====== Source material ======

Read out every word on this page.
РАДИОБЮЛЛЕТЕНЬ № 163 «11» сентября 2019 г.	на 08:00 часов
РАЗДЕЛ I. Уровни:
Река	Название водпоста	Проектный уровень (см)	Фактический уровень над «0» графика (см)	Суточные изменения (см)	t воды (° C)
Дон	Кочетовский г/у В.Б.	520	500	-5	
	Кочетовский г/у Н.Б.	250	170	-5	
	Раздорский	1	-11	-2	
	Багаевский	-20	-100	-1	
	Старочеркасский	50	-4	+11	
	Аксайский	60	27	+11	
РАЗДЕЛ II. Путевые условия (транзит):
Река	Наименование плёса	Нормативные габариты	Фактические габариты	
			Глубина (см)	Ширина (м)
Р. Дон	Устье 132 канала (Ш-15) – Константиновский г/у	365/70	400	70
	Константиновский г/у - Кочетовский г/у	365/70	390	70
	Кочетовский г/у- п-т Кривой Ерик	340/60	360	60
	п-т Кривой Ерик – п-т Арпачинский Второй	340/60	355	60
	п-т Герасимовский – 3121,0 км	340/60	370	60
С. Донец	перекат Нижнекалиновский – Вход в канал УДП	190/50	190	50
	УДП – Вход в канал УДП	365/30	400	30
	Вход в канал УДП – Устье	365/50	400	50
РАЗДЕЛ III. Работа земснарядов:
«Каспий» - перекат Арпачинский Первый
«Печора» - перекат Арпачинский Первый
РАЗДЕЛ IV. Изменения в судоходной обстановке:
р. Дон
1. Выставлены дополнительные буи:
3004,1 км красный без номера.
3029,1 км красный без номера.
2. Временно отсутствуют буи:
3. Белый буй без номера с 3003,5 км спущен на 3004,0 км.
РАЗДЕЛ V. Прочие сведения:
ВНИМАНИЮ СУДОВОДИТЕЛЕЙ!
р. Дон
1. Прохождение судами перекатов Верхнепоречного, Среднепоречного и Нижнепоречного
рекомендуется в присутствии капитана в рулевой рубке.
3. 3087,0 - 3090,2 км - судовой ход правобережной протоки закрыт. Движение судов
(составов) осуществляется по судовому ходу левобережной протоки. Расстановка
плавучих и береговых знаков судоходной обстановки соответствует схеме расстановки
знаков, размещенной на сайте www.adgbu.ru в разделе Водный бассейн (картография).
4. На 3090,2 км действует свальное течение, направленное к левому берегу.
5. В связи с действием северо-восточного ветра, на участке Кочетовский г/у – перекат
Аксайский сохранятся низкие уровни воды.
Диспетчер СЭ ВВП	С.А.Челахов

======

> Stated goal: Tell how many lines in the records above contain "Устье", giving the number and no other words.

> Exercise solution: 2